**Exercise**
Extract each line where the string "电气工程及其自动化" shows up.
-------- Data in this exercise --------
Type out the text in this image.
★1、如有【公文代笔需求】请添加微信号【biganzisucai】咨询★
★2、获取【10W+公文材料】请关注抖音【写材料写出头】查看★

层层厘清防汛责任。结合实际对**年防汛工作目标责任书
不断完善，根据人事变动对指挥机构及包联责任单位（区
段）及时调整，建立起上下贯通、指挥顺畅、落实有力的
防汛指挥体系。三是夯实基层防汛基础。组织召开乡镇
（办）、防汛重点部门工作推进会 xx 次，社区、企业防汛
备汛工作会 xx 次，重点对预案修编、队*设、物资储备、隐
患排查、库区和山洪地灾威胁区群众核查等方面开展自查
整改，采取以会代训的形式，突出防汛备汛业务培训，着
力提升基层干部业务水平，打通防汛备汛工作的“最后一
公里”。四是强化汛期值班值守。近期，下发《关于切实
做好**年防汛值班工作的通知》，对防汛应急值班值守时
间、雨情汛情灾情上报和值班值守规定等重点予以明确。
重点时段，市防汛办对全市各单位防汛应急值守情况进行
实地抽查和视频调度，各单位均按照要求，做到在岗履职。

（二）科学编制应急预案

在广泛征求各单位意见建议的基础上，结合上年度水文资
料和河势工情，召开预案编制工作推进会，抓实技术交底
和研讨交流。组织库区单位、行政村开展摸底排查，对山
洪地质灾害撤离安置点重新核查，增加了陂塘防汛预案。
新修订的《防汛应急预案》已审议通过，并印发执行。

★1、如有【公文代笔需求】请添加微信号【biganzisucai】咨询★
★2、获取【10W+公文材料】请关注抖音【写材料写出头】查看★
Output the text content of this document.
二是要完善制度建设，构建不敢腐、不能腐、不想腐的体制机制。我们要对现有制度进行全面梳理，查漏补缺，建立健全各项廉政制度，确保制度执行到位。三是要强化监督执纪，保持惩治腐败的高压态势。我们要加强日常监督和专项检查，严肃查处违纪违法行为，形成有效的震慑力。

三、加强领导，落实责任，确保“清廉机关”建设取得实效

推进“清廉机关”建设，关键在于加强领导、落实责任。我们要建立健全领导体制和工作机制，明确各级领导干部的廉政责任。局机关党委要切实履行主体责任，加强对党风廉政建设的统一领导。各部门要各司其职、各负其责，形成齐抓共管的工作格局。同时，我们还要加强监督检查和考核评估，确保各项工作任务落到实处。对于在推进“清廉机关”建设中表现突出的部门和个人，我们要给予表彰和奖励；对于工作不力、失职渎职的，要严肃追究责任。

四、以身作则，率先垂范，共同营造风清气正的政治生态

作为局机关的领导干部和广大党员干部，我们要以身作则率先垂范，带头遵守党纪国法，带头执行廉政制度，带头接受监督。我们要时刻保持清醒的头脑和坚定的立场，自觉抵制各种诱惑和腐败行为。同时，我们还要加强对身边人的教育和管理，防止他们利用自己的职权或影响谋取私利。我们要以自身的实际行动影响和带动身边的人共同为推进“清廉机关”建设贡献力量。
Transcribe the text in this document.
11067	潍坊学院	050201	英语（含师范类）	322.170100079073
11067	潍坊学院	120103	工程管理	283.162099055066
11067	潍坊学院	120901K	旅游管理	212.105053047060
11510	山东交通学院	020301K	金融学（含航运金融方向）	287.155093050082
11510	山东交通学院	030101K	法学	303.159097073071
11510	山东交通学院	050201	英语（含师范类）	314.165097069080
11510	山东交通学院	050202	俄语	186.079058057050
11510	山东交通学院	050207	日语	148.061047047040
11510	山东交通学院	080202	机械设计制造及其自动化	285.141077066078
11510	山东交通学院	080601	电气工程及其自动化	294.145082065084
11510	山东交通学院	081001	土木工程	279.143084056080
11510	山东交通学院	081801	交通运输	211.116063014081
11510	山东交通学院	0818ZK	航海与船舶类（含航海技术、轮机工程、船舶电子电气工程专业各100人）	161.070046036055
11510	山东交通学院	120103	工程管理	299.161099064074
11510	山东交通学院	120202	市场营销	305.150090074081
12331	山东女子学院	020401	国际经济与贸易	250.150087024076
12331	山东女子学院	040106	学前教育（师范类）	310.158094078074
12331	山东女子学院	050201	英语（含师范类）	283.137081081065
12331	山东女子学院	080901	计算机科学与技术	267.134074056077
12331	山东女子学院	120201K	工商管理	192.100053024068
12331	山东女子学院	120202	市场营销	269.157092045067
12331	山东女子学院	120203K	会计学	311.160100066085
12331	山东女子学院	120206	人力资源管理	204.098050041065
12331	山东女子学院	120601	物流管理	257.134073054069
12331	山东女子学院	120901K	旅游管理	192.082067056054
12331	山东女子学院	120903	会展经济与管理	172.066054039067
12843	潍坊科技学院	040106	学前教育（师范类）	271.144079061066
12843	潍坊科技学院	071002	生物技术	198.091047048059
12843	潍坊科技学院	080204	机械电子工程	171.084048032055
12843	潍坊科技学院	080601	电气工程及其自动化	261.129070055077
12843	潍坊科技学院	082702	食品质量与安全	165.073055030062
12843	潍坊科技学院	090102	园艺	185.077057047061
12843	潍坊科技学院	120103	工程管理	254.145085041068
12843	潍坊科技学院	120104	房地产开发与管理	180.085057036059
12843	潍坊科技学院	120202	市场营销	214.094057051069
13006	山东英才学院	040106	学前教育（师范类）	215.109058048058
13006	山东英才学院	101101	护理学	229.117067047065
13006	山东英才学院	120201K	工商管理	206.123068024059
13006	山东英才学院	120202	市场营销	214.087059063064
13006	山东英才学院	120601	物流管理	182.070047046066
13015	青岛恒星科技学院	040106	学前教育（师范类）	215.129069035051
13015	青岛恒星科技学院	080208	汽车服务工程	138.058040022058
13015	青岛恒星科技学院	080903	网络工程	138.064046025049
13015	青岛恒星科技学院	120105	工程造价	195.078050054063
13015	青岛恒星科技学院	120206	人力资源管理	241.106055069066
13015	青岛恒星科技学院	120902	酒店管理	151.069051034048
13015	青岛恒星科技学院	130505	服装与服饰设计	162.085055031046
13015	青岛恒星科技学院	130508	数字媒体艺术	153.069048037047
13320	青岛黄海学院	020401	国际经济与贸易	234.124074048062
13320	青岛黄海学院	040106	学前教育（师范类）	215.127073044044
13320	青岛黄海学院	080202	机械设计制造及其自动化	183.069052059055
--------
**Correct result**
11510	山东交通学院	080601	电气工程及其自动化	294.145082065084
12843	潍坊科技学院	080601	电气工程及其自动化	261.129070055077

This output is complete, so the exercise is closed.